Each record below must be returned exactly as shown.

- RAW DATA:
▬▬▬▬▬▬

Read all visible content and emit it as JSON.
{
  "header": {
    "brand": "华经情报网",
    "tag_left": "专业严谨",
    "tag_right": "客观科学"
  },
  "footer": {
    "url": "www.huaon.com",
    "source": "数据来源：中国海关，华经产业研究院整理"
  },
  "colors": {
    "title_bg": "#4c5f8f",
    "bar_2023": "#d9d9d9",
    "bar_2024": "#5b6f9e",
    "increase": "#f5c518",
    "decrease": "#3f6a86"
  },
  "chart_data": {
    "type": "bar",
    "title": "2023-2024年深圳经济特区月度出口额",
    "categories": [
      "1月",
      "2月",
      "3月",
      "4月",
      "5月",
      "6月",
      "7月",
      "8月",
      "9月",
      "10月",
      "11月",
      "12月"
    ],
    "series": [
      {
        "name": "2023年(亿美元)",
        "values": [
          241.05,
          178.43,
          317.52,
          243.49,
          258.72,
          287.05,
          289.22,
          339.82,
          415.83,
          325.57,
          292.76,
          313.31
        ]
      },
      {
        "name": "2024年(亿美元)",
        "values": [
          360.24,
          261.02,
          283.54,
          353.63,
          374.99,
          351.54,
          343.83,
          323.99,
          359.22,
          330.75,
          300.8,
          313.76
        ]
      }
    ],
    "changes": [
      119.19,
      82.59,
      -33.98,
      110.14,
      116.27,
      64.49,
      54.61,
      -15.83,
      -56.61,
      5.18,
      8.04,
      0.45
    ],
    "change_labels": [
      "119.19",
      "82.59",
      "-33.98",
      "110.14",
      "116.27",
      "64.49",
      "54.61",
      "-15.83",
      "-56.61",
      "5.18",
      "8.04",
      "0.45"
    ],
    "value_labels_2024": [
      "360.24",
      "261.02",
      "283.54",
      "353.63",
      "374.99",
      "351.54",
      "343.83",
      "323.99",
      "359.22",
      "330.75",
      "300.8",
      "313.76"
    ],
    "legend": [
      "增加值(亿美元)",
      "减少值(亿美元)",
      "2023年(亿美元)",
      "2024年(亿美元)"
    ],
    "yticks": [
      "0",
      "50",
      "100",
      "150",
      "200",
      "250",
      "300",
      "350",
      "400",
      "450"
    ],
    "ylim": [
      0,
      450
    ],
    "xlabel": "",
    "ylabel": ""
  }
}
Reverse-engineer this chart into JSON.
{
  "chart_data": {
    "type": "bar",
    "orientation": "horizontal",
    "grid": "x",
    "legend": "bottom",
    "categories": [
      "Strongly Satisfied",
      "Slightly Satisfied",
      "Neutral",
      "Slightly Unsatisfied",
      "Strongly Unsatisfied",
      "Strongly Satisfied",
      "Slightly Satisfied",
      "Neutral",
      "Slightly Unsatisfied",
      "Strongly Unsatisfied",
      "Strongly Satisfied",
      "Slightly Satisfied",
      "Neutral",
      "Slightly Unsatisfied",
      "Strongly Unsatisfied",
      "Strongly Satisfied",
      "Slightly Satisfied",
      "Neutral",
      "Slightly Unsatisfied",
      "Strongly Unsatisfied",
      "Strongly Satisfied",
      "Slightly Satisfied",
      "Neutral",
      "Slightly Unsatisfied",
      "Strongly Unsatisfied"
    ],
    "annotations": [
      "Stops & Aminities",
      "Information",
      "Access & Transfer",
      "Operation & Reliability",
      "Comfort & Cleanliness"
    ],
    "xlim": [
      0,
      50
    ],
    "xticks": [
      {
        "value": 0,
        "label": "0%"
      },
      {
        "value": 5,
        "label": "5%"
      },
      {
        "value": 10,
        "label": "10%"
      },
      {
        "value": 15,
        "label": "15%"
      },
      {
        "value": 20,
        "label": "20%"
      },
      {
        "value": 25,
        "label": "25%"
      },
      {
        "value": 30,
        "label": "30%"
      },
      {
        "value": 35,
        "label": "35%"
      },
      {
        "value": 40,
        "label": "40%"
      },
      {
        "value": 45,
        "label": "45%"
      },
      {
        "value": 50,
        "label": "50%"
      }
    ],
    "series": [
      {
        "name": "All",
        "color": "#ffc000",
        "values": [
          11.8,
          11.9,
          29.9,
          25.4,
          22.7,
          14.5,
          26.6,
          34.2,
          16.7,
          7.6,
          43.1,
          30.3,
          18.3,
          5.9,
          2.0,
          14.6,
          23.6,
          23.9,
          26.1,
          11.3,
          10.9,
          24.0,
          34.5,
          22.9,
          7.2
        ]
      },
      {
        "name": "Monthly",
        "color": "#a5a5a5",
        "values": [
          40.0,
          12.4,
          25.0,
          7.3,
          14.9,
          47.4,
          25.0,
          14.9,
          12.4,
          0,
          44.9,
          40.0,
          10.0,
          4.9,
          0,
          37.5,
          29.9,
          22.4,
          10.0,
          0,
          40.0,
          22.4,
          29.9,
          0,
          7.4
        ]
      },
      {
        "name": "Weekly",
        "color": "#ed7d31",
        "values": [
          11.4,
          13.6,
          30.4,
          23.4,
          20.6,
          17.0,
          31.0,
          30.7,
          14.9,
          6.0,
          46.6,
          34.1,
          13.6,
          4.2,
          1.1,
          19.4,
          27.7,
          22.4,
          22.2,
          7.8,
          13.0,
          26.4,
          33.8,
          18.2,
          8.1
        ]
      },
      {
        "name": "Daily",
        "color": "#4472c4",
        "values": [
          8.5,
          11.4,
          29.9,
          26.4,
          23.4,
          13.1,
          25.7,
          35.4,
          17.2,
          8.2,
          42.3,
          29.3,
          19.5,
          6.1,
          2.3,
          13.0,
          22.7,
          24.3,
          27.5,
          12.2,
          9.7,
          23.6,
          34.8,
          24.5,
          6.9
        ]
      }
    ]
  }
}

▬▬▬▬▬▬

- SOLUTION BELOW:
Read all visible content and emit it as JSON.
{
  "header": {
    "brand": "华经情报网",
    "tag_left": "专业严谨",
    "tag_right": "客观科学"
  },
  "footer": {
    "url": "www.huaon.com",
    "source": "数据来源：中国海关，华经产业研究院整理"
  },
  "colors": {
    "title_bg": "#4c5f8f",
    "bar_2023": "#d9d9d9",
    "bar_2024": "#5b6f9e",
    "increase": "#f5c518",
    "decrease": "#3f6a86"
  },
  "chart_data": {
    "type": "bar",
    "title": "2023-2024年深圳经济特区月度出口额",
    "categories": [
      "1月",
      "2月",
      "3月",
      "4月",
      "5月",
      "6月",
      "7月",
      "8月",
      "9月",
      "10月",
      "11月",
      "12月"
    ],
    "series": [
      {
        "name": "2023年(亿美元)",
        "values": [
          241.05,
          178.43,
          317.52,
          243.49,
          258.72,
          287.05,
          289.22,
          339.82,
          415.83,
          325.57,
          292.76,
          313.31
        ]
      },
      {
        "name": "2024年(亿美元)",
        "values": [
          360.24,
          261.02,
          283.54,
          353.63,
          374.99,
          351.54,
          343.83,
          323.99,
          359.22,
          330.75,
          300.8,
          313.76
        ]
      }
    ],
    "changes": [
      119.19,
      82.59,
      -33.98,
      110.14,
      116.27,
      64.49,
      54.61,
      -15.83,
      -56.61,
      5.18,
      8.04,
      0.45
    ],
    "change_labels": [
      "119.19",
      "82.59",
      "-33.98",
      "110.14",
      "116.27",
      "64.49",
      "54.61",
      "-15.83",
      "-56.61",
      "5.18",
      "8.04",
      "0.45"
    ],
    "value_labels_2024": [
      "360.24",
      "261.02",
      "283.54",
      "353.63",
      "374.99",
      "351.54",
      "343.83",
      "323.99",
      "359.22",
      "330.75",
      "300.8",
      "313.76"
    ],
    "legend": [
      "增加值(亿美元)",
      "减少值(亿美元)",
      "2023年(亿美元)",
      "2024年(亿美元)"
    ],
    "yticks": [
      "0",
      "50",
      "100",
      "150",
      "200",
      "250",
      "300",
      "350",
      "400",
      "450"
    ],
    "ylim": [
      0,
      450
    ],
    "xlabel": "",
    "ylabel": ""
  }
}
Reverse-engineer this chart into JSON.
{
  "chart_data": {
    "type": "bar",
    "orientation": "horizontal",
    "grid": "x",
    "legend": "bottom",
    "categories": [
      "Strongly Satisfied",
      "Slightly Satisfied",
      "Neutral",
      "Slightly Unsatisfied",
      "Strongly Unsatisfied",
      "Strongly Satisfied",
      "Slightly Satisfied",
      "Neutral",
      "Slightly Unsatisfied",
      "Strongly Unsatisfied",
      "Strongly Satisfied",
      "Slightly Satisfied",
      "Neutral",
      "Slightly Unsatisfied",
      "Strongly Unsatisfied",
      "Strongly Satisfied",
      "Slightly Satisfied",
      "Neutral",
      "Slightly Unsatisfied",
      "Strongly Unsatisfied",
      "Strongly Satisfied",
      "Slightly Satisfied",
      "Neutral",
      "Slightly Unsatisfied",
      "Strongly Unsatisfied"
    ],
    "annotations": [
      "Stops & Aminities",
      "Information",
      "Access & Transfer",
      "Operation & Reliability",
      "Comfort & Cleanliness"
    ],
    "xlim": [
      0,
      50
    ],
    "xticks": [
      {
        "value": 0,
        "label": "0%"
      },
      {
        "value": 5,
        "label": "5%"
      },
      {
        "value": 10,
        "label": "10%"
      },
      {
        "value": 15,
        "label": "15%"
      },
      {
        "value": 20,
        "label": "20%"
      },
      {
        "value": 25,
        "label": "25%"
      },
      {
        "value": 30,
        "label": "30%"
      },
      {
        "value": 35,
        "label": "35%"
      },
      {
        "value": 40,
        "label": "40%"
      },
      {
        "value": 45,
        "label": "45%"
      },
      {
        "value": 50,
        "label": "50%"
      }
    ],
    "series": [
      {
        "name": "All",
        "color": "#ffc000",
        "values": [
          11.8,
          11.9,
          29.9,
          25.4,
          22.7,
          14.5,
          26.6,
          34.2,
          16.7,
          7.6,
          43.1,
          30.3,
          18.3,
          5.9,
          2.0,
          14.6,
          23.6,
          23.9,
          26.1,
          11.3,
          10.9,
          24.0,
          34.5,
          22.9,
          7.2
        ]
      },
      {
        "name": "Monthly",
        "color": "#a5a5a5",
        "values": [
          40.0,
          12.4,
          25.0,
          7.3,
          14.9,
          47.4,
          25.0,
          14.9,
          12.4,
          0,
          44.9,
          40.0,
          10.0,
          4.9,
          0,
          37.5,
          29.9,
          22.4,
          10.0,
          0,
          40.0,
          22.4,
          29.9,
          0,
          7.4
        ]
      },
      {
        "name": "Weekly",
        "color": "#ed7d31",
        "values": [
          11.4,
          13.6,
          30.4,
          23.4,
          20.6,
          17.0,
          31.0,
          30.7,
          14.9,
          6.0,
          46.6,
          34.1,
          13.6,
          4.2,
          1.1,
          19.4,
          27.7,
          22.4,
          22.2,
          7.8,
          13.0,
          26.4,
          33.8,
          18.2,
          8.1
        ]
      },
      {
        "name": "Daily",
        "color": "#4472c4",
        "values": [
          8.5,
          11.4,
          29.9,
          26.4,
          23.4,
          13.1,
          25.7,
          35.4,
          17.2,
          8.2,
          42.3,
          29.3,
          19.5,
          6.1,
          2.3,
          13.0,
          22.7,
          24.3,
          27.5,
          12.2,
          9.7,
          23.6,
          34.8,
          24.5,
          6.9
        ]
      }
    ]
  }
}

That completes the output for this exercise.